Exercise:
Locate each line holding the string "grid" and copy it.

--- begin Data lines ---

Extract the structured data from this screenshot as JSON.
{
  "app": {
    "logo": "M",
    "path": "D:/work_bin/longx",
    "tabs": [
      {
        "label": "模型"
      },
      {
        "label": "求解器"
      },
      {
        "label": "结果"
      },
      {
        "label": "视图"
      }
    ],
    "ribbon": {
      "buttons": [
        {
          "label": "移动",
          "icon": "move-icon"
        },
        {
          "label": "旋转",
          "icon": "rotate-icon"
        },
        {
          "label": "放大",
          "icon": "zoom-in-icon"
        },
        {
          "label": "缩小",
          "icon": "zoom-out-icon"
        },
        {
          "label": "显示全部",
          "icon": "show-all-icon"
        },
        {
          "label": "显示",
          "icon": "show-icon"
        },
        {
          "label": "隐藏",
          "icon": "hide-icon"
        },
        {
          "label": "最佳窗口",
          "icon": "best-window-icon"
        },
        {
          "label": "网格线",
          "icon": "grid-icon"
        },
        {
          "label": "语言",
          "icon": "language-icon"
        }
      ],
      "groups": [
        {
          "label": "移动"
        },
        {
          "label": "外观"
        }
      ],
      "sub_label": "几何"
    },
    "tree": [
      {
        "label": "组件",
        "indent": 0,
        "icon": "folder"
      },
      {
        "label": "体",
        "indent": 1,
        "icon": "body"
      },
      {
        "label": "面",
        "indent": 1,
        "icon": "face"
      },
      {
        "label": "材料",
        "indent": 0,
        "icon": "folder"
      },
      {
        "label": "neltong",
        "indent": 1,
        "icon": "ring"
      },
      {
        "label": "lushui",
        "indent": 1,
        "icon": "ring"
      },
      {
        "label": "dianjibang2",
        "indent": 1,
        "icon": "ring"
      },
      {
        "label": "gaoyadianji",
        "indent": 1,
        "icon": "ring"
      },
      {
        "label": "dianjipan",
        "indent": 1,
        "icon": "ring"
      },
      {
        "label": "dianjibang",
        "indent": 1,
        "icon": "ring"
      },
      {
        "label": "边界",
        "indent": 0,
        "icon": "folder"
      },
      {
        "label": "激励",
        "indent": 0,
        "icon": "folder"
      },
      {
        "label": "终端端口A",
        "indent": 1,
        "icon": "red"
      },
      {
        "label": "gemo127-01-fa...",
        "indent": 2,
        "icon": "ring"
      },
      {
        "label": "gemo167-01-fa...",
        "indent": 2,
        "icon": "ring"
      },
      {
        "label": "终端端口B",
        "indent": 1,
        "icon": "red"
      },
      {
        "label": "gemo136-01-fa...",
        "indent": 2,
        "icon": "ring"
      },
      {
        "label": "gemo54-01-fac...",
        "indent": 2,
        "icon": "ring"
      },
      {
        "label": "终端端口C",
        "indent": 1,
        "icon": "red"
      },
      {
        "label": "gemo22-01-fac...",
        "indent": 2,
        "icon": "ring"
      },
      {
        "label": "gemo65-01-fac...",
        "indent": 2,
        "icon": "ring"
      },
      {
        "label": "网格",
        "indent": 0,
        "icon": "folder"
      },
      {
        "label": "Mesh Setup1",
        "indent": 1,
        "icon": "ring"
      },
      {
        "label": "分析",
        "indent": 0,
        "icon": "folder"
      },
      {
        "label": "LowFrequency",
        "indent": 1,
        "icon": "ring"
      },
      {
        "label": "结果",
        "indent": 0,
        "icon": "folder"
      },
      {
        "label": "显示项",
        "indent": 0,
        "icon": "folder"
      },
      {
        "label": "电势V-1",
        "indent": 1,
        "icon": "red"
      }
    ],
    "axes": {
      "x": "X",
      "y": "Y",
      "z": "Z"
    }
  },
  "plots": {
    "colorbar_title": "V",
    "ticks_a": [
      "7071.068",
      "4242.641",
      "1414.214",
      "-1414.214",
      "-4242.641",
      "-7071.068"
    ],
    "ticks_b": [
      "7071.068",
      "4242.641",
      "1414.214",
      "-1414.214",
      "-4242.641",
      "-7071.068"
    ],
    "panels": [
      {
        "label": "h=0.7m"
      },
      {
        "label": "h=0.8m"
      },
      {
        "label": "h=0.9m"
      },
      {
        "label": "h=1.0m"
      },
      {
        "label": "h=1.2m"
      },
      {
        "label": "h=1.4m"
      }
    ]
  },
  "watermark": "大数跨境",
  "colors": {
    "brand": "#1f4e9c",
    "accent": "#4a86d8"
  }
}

--- end Data lines ---
--- begin Data lines ---

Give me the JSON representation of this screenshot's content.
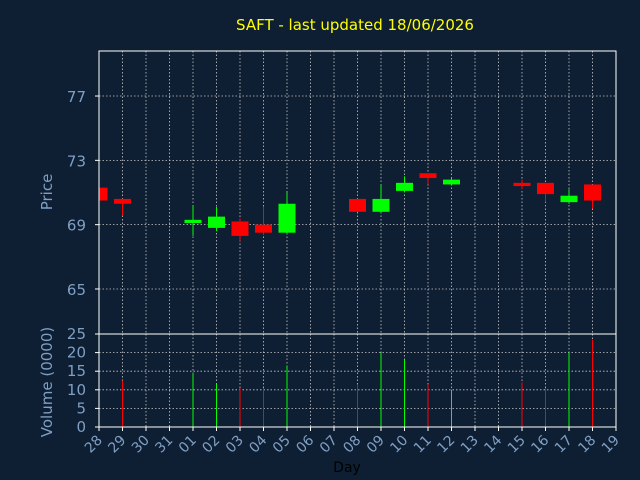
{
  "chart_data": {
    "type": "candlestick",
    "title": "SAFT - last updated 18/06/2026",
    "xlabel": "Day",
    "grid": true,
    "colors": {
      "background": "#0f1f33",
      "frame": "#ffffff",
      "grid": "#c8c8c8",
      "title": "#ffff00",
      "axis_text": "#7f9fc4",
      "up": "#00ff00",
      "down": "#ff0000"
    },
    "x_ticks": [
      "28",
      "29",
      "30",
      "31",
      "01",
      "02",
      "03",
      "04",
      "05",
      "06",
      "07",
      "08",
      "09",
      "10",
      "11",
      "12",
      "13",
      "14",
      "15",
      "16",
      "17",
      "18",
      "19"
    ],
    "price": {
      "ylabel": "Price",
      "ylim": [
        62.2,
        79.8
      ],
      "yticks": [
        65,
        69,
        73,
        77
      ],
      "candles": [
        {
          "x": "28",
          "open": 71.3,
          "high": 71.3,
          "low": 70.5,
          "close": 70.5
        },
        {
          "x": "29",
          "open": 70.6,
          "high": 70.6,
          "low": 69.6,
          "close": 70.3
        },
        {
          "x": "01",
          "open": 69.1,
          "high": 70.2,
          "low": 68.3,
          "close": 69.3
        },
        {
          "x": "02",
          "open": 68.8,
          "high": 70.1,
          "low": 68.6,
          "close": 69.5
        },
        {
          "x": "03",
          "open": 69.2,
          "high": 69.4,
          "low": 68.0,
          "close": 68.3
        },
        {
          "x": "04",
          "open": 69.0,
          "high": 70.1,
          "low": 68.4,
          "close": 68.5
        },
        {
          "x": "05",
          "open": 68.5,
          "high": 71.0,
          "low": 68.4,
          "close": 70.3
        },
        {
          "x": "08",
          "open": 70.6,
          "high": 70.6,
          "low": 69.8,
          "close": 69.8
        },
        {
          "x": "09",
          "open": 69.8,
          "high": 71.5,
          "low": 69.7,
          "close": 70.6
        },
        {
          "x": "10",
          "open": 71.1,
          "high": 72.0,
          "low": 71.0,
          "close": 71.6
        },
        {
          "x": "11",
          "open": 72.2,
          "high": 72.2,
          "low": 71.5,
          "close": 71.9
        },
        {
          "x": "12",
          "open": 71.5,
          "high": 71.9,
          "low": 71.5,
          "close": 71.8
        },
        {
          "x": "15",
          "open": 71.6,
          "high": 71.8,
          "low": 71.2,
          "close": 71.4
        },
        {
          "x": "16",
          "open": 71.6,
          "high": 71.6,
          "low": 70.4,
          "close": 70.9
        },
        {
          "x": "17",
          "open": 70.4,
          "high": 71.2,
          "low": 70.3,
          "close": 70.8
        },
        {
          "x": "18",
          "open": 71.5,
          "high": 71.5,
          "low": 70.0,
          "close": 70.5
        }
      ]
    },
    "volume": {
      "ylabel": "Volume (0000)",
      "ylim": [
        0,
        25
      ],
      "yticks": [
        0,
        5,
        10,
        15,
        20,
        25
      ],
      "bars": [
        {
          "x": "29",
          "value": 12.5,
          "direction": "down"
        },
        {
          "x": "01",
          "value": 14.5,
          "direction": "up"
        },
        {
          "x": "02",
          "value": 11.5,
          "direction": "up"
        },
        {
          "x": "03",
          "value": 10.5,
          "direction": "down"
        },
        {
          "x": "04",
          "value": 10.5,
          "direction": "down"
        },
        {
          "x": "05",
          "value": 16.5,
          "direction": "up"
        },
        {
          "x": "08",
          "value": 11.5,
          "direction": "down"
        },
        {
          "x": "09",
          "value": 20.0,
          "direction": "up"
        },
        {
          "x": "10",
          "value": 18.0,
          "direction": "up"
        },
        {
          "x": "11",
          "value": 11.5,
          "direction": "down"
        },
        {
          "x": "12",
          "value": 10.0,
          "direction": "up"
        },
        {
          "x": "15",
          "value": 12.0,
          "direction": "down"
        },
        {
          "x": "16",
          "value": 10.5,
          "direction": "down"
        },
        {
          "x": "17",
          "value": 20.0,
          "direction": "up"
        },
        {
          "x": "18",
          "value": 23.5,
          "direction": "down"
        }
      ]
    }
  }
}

--- end Data lines ---
--- begin Data lines ---

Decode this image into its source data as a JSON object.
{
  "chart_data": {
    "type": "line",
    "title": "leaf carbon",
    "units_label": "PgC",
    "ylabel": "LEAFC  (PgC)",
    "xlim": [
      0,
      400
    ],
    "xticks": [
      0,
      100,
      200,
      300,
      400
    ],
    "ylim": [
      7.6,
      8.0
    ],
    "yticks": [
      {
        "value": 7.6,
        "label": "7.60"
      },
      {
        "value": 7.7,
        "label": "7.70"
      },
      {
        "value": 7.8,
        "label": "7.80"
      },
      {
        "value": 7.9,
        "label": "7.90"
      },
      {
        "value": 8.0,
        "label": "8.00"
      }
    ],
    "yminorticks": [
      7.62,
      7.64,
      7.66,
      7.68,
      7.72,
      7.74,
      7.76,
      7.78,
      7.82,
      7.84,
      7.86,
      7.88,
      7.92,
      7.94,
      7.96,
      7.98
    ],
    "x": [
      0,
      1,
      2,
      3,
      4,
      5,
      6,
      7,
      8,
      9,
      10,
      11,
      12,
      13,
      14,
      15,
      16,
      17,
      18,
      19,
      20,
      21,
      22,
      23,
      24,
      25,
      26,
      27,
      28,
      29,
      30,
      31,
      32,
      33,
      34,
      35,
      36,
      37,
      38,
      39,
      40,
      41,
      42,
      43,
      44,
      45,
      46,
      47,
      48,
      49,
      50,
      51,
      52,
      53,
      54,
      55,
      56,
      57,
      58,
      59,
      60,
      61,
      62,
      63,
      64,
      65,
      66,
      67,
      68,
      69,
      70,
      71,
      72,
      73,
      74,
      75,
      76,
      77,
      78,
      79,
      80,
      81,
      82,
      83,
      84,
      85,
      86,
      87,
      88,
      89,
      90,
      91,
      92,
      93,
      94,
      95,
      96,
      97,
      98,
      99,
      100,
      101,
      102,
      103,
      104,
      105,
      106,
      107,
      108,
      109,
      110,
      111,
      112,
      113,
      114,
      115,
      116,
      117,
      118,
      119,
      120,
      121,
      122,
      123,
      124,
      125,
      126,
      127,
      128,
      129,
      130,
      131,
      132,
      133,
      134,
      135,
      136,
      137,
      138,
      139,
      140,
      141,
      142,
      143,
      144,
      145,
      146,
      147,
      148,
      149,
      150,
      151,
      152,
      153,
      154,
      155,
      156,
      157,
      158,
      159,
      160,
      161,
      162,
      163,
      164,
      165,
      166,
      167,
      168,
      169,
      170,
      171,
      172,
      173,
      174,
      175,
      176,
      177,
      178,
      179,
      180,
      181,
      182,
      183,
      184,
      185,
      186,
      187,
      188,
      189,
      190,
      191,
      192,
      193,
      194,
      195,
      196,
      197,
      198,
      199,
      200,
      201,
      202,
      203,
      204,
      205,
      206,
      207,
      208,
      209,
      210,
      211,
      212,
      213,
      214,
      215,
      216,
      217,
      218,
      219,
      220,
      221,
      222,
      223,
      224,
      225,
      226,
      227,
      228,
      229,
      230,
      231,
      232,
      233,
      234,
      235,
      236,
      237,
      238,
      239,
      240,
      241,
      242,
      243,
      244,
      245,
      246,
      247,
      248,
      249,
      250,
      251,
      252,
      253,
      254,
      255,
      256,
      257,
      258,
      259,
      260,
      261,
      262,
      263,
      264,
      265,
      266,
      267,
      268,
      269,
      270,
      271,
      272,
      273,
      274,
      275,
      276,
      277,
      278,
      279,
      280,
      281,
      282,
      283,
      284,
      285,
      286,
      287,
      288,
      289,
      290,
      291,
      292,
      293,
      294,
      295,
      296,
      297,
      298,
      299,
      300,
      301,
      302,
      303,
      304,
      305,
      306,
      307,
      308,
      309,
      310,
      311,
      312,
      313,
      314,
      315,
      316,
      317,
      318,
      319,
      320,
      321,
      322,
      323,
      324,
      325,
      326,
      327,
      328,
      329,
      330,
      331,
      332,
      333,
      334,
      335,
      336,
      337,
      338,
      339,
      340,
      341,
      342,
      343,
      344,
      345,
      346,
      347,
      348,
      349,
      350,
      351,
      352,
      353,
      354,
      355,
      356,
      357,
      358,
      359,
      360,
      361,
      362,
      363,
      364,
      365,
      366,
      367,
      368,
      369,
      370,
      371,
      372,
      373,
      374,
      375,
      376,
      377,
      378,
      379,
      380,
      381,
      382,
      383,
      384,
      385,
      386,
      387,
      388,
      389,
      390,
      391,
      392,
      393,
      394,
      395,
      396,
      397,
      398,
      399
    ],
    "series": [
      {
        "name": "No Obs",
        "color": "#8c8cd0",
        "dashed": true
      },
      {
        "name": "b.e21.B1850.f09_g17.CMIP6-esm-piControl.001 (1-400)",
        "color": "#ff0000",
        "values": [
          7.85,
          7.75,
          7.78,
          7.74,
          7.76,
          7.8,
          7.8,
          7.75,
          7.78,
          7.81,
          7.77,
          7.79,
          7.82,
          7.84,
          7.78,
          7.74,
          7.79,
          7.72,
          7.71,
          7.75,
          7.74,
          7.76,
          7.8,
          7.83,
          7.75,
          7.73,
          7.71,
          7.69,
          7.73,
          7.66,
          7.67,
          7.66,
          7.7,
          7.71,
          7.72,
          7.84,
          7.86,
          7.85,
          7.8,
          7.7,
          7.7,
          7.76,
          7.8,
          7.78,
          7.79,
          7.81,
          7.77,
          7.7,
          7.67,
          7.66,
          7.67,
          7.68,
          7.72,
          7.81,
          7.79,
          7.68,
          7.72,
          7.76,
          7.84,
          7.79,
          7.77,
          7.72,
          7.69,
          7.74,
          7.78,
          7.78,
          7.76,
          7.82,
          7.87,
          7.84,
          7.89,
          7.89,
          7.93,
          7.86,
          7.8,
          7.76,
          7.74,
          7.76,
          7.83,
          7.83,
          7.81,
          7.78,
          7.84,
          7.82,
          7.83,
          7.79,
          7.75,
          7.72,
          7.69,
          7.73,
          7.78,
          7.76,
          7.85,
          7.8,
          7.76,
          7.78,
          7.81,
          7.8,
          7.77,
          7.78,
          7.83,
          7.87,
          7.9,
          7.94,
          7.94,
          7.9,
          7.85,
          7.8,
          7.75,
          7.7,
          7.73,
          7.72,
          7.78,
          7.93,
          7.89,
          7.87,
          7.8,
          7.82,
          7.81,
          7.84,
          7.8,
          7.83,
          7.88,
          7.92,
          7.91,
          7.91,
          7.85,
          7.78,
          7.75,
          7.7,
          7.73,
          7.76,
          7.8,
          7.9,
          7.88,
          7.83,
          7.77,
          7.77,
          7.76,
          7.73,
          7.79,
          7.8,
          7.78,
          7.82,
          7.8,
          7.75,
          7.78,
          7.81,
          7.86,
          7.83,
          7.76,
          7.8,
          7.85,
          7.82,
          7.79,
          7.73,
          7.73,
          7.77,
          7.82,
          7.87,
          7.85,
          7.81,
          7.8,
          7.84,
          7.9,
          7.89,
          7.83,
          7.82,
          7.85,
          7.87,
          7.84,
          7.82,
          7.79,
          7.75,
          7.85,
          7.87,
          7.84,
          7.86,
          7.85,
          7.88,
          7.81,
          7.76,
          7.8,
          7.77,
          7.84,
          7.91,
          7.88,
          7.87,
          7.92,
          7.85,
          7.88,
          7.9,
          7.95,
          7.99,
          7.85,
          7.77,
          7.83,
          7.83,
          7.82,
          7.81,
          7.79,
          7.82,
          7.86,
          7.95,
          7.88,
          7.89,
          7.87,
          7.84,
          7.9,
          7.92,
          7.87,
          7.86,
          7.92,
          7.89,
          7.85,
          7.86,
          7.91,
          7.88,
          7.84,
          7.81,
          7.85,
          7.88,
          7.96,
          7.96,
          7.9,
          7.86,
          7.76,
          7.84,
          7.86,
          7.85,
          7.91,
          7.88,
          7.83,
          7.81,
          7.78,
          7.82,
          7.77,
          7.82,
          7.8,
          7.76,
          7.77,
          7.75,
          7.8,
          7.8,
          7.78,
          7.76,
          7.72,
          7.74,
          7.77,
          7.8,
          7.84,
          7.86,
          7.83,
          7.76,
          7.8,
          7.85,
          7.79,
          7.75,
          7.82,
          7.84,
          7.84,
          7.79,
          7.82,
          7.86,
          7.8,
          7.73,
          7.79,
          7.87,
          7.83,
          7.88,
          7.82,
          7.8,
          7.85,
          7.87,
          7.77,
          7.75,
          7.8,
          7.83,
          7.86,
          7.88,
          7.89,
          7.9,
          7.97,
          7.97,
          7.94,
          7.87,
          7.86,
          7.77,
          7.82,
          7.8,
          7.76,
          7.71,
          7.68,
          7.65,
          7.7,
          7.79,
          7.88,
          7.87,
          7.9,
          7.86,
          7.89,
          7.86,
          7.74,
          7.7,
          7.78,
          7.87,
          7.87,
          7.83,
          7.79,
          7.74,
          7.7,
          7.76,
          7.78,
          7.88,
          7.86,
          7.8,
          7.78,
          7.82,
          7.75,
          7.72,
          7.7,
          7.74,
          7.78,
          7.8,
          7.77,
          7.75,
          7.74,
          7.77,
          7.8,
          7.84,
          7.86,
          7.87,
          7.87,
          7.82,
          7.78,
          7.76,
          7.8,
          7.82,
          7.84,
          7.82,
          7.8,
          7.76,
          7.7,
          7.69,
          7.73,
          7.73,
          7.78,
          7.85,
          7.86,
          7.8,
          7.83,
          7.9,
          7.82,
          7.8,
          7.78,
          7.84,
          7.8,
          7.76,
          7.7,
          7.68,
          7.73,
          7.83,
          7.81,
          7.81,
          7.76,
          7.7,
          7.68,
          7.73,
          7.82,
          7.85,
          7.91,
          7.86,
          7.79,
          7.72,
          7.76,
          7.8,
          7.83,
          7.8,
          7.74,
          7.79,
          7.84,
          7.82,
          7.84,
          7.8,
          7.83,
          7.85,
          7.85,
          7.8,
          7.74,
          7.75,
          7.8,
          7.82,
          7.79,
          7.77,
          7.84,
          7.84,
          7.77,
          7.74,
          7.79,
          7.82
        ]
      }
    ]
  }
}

--- end Data lines ---

Completed exercise:
          "icon": "grid-icon"
    "grid": true,
      "grid": "#c8c8c8",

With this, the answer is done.